Set problem:
In the entries that follow, locate the line with "What data populates", then restate that line and all later lines exactly as they appear, leaving pictures out.

[Structured figure records]
--

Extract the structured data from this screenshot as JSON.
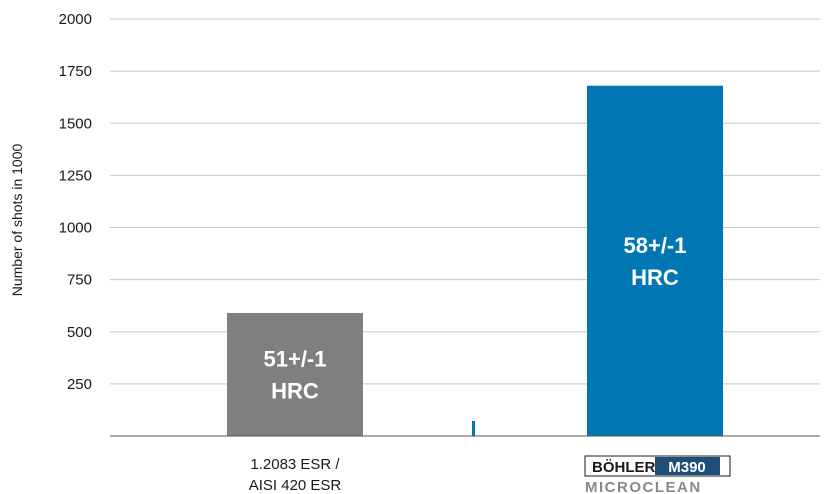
{
  "chart_data": {
    "type": "bar",
    "ylabel": "Number of shots in 1000",
    "ylim": [
      0,
      2000
    ],
    "yticks": [
      250,
      500,
      750,
      1000,
      1250,
      1500,
      1750,
      2000
    ],
    "grid": true,
    "categories": [
      "1.2083 ESR / AISI 420 ESR",
      "BÖHLER M390 MICROCLEAN"
    ],
    "category_lines": [
      [
        "1.2083 ESR /",
        "AISI 420 ESR"
      ],
      []
    ],
    "values": [
      590,
      1680
    ],
    "bar_colors": [
      "#7f7f7f",
      "#0077b3"
    ],
    "bar_labels": [
      [
        "51+/-1",
        "HRC"
      ],
      [
        "58+/-1",
        "HRC"
      ]
    ]
  },
  "logo": {
    "brand": "BÖHLER",
    "grade": "M390",
    "line2": "MICROCLEAN",
    "brand_color": "#1a1a1a",
    "grade_bg": "#1f4e79",
    "line2_color": "#8a8a8a"
  },
  "colors": {
    "grid": "#c8c8c8",
    "axis": "#555555",
    "marker": "#0077b3"
  }
}
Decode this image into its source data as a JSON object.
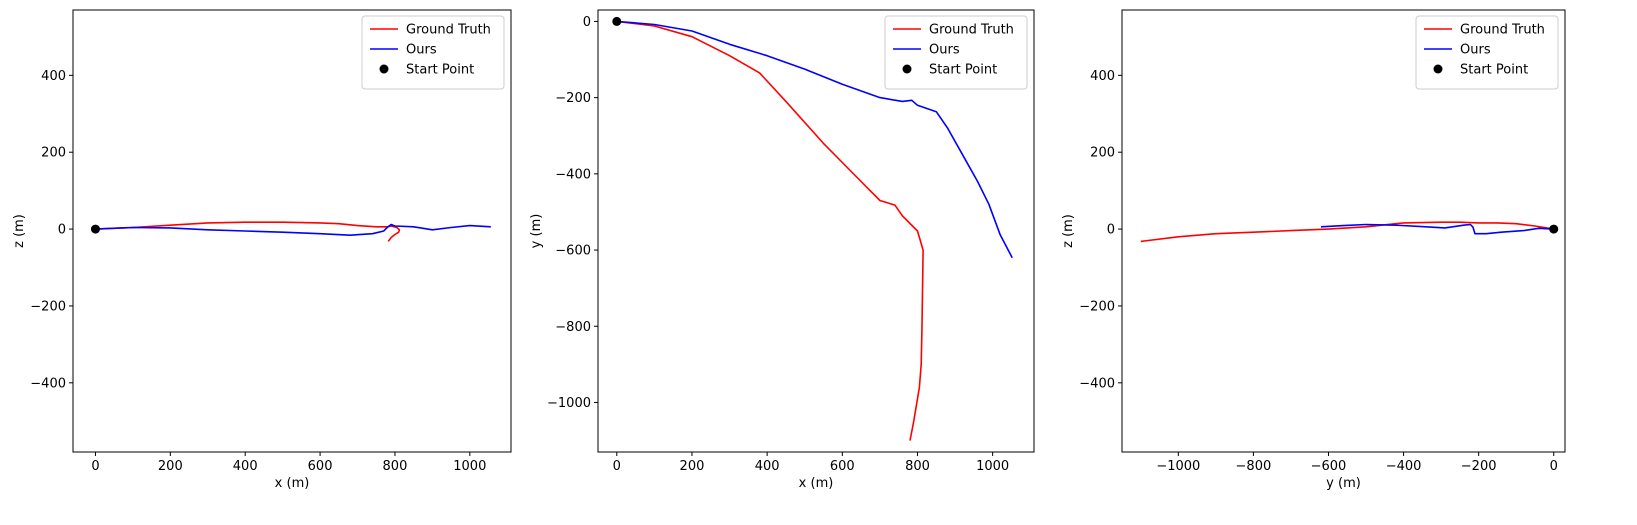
{
  "chart_data": [
    {
      "type": "line",
      "xlabel": "x (m)",
      "ylabel": "z (m)",
      "xlim": [
        -60,
        1110
      ],
      "ylim": [
        -580,
        570
      ],
      "xticks": [
        0,
        200,
        400,
        600,
        800,
        1000
      ],
      "yticks": [
        -400,
        -200,
        0,
        200,
        400
      ],
      "xtick_labels": [
        "0",
        "200",
        "400",
        "600",
        "800",
        "1000"
      ],
      "ytick_labels": [
        "−400",
        "−200",
        "0",
        "200",
        "400"
      ],
      "legend": {
        "position": "top-right",
        "entries": [
          "Ground Truth",
          "Ours",
          "Start Point"
        ]
      },
      "series": [
        {
          "name": "Ground Truth",
          "color": "#ff0000",
          "x": [
            0,
            100,
            200,
            300,
            400,
            500,
            600,
            650,
            700,
            750,
            780,
            790,
            805,
            812,
            810,
            800,
            790,
            782
          ],
          "y": [
            0,
            4,
            10,
            16,
            18,
            18,
            16,
            14,
            9,
            6,
            6,
            8,
            4,
            -2,
            -8,
            -14,
            -22,
            -32
          ]
        },
        {
          "name": "Ours",
          "color": "#0000ff",
          "x": [
            0,
            100,
            200,
            300,
            400,
            500,
            600,
            680,
            740,
            770,
            780,
            790,
            800,
            850,
            900,
            950,
            1000,
            1056
          ],
          "y": [
            0,
            4,
            3,
            -2,
            -5,
            -8,
            -12,
            -16,
            -12,
            -5,
            5,
            12,
            8,
            6,
            -2,
            4,
            9,
            6
          ]
        }
      ],
      "start_point": {
        "name": "Start Point",
        "x": 0,
        "y": 0,
        "color": "#000000"
      }
    },
    {
      "type": "line",
      "xlabel": "x (m)",
      "ylabel": "y (m)",
      "xlim": [
        -50,
        1110
      ],
      "ylim": [
        -1130,
        30
      ],
      "xticks": [
        0,
        200,
        400,
        600,
        800,
        1000
      ],
      "yticks": [
        -1000,
        -800,
        -600,
        -400,
        -200,
        0
      ],
      "xtick_labels": [
        "0",
        "200",
        "400",
        "600",
        "800",
        "1000"
      ],
      "ytick_labels": [
        "−1000",
        "−800",
        "−600",
        "−400",
        "−200",
        "0"
      ],
      "legend": {
        "position": "top-right",
        "entries": [
          "Ground Truth",
          "Ours",
          "Start Point"
        ]
      },
      "series": [
        {
          "name": "Ground Truth",
          "color": "#ff0000",
          "x": [
            0,
            100,
            200,
            300,
            380,
            450,
            550,
            650,
            700,
            740,
            760,
            800,
            815,
            812,
            810,
            805,
            790,
            780
          ],
          "y": [
            0,
            -12,
            -40,
            -90,
            -135,
            -210,
            -320,
            -420,
            -470,
            -482,
            -510,
            -550,
            -600,
            -800,
            -900,
            -960,
            -1050,
            -1100
          ],
          "_note": null
        },
        {
          "name": "Ours",
          "color": "#0000ff",
          "x": [
            0,
            100,
            200,
            300,
            400,
            500,
            600,
            700,
            760,
            785,
            800,
            850,
            880,
            920,
            960,
            990,
            1020,
            1052
          ],
          "y": [
            0,
            -8,
            -25,
            -60,
            -90,
            -125,
            -165,
            -200,
            -210,
            -207,
            -220,
            -237,
            -280,
            -350,
            -420,
            -480,
            -560,
            -620
          ]
        }
      ],
      "start_point": {
        "name": "Start Point",
        "x": 0,
        "y": 0,
        "color": "#000000"
      }
    },
    {
      "type": "line",
      "xlabel": "y (m)",
      "ylabel": "z (m)",
      "xlim": [
        -1150,
        30
      ],
      "ylim": [
        -580,
        570
      ],
      "xticks": [
        -1000,
        -800,
        -600,
        -400,
        -200,
        0
      ],
      "yticks": [
        -400,
        -200,
        0,
        200,
        400
      ],
      "xtick_labels": [
        "−1000",
        "−800",
        "−600",
        "−400",
        "−200",
        "0"
      ],
      "ytick_labels": [
        "−400",
        "−200",
        "0",
        "200",
        "400"
      ],
      "legend": {
        "position": "top-right",
        "entries": [
          "Ground Truth",
          "Ours",
          "Start Point"
        ]
      },
      "series": [
        {
          "name": "Ground Truth",
          "color": "#ff0000",
          "x": [
            -1100,
            -1000,
            -900,
            -800,
            -700,
            -600,
            -500,
            -400,
            -300,
            -250,
            -200,
            -150,
            -100,
            -50,
            0
          ],
          "y": [
            -32,
            -20,
            -12,
            -8,
            -4,
            0,
            6,
            16,
            18,
            18,
            16,
            16,
            14,
            8,
            0
          ]
        },
        {
          "name": "Ours",
          "color": "#0000ff",
          "x": [
            -620,
            -560,
            -500,
            -420,
            -340,
            -290,
            -240,
            -222,
            -215,
            -210,
            -180,
            -140,
            -80,
            -40,
            0
          ],
          "y": [
            6,
            9,
            12,
            10,
            6,
            3,
            10,
            12,
            5,
            -12,
            -12,
            -8,
            -4,
            2,
            0
          ]
        }
      ],
      "start_point": {
        "name": "Start Point",
        "x": 0,
        "y": 0,
        "color": "#000000"
      }
    }
  ]
}
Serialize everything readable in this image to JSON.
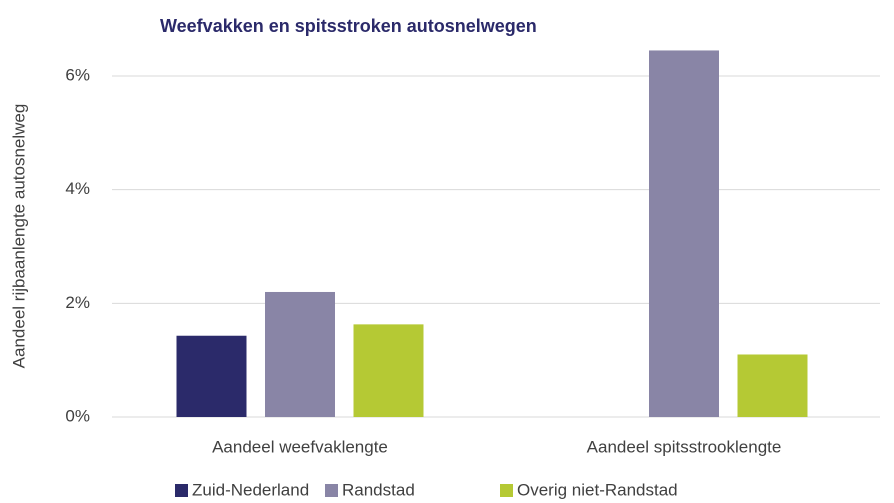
{
  "chart_data": {
    "type": "bar",
    "title": "Weefvakken en spitsstroken autosnelwegen",
    "y_label": "Aandeel rijbaanlengte autosnelweg",
    "categories": [
      "Aandeel weefvaklengte",
      "Aandeel spitsstrooklengte"
    ],
    "series": [
      {
        "name": "Zuid-Nederland",
        "color": "#2b2a6a",
        "values": [
          1.43,
          0
        ]
      },
      {
        "name": "Randstad",
        "color": "#8985a6",
        "values": [
          2.2,
          6.45
        ]
      },
      {
        "name": "Overig niet-Randstad",
        "color": "#b5c934",
        "values": [
          1.63,
          1.1
        ]
      }
    ],
    "ylim": [
      0,
      7
    ],
    "yticks": [
      {
        "value": 0,
        "label": "0%"
      },
      {
        "value": 2,
        "label": "2%"
      },
      {
        "value": 4,
        "label": "4%"
      },
      {
        "value": 6,
        "label": "6%"
      }
    ],
    "grid": true,
    "legend": "bottom"
  }
}
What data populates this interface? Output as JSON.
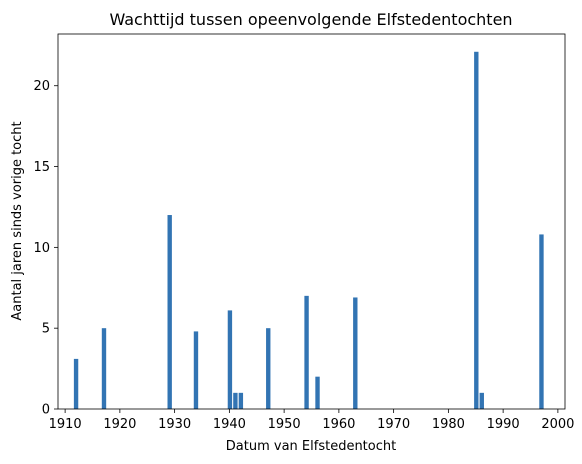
{
  "chart_data": {
    "type": "bar",
    "title": "Wachttijd tussen opeenvolgende Elfstedentochten",
    "xlabel": "Datum van Elfstedentocht",
    "ylabel": "Aantal jaren sinds vorige tocht",
    "xlim": [
      1908.7,
      2001.3
    ],
    "ylim": [
      0,
      23.2
    ],
    "xticks": [
      1910,
      1920,
      1930,
      1940,
      1950,
      1960,
      1970,
      1980,
      1990,
      2000
    ],
    "yticks": [
      0,
      5,
      10,
      15,
      20
    ],
    "color": "#3274b3",
    "grid": false,
    "data": [
      {
        "x": 1912.0,
        "y": 3.1
      },
      {
        "x": 1917.1,
        "y": 5.0
      },
      {
        "x": 1929.1,
        "y": 12.0
      },
      {
        "x": 1933.9,
        "y": 4.8
      },
      {
        "x": 1940.1,
        "y": 6.1
      },
      {
        "x": 1941.1,
        "y": 1.0
      },
      {
        "x": 1942.1,
        "y": 1.0
      },
      {
        "x": 1947.1,
        "y": 5.0
      },
      {
        "x": 1954.1,
        "y": 7.0
      },
      {
        "x": 1956.1,
        "y": 2.0
      },
      {
        "x": 1963.0,
        "y": 6.9
      },
      {
        "x": 1985.1,
        "y": 22.1
      },
      {
        "x": 1986.1,
        "y": 1.0
      },
      {
        "x": 1997.0,
        "y": 10.8
      }
    ]
  }
}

--

Response to this exercise:
What data populates this interface? Output as JSON.
{
  "chart_data": {
    "type": "bar",
    "title": "Wachttijd tussen opeenvolgende Elfstedentochten",
    "xlabel": "Datum van Elfstedentocht",
    "ylabel": "Aantal jaren sinds vorige tocht",
    "xlim": [
      1908.7,
      2001.3
    ],
    "ylim": [
      0,
      23.2
    ],
    "xticks": [
      1910,
      1920,
      1930,
      1940,
      1950,
      1960,
      1970,
      1980,
      1990,
      2000
    ],
    "yticks": [
      0,
      5,
      10,
      15,
      20
    ],
    "color": "#3274b3",
    "grid": false,
    "data": [
      {
        "x": 1912.0,
        "y": 3.1
      },
      {
        "x": 1917.1,
        "y": 5.0
      },
      {
        "x": 1929.1,
        "y": 12.0
      },
      {
        "x": 1933.9,
        "y": 4.8
      },
      {
        "x": 1940.1,
        "y": 6.1
      },
      {
        "x": 1941.1,
        "y": 1.0
      },
      {
        "x": 1942.1,
        "y": 1.0
      },
      {
        "x": 1947.1,
        "y": 5.0
      },
      {
        "x": 1954.1,
        "y": 7.0
      },
      {
        "x": 1956.1,
        "y": 2.0
      },
      {
        "x": 1963.0,
        "y": 6.9
      },
      {
        "x": 1985.1,
        "y": 22.1
      },
      {
        "x": 1986.1,
        "y": 1.0
      },
      {
        "x": 1997.0,
        "y": 10.8
      }
    ]
  }
}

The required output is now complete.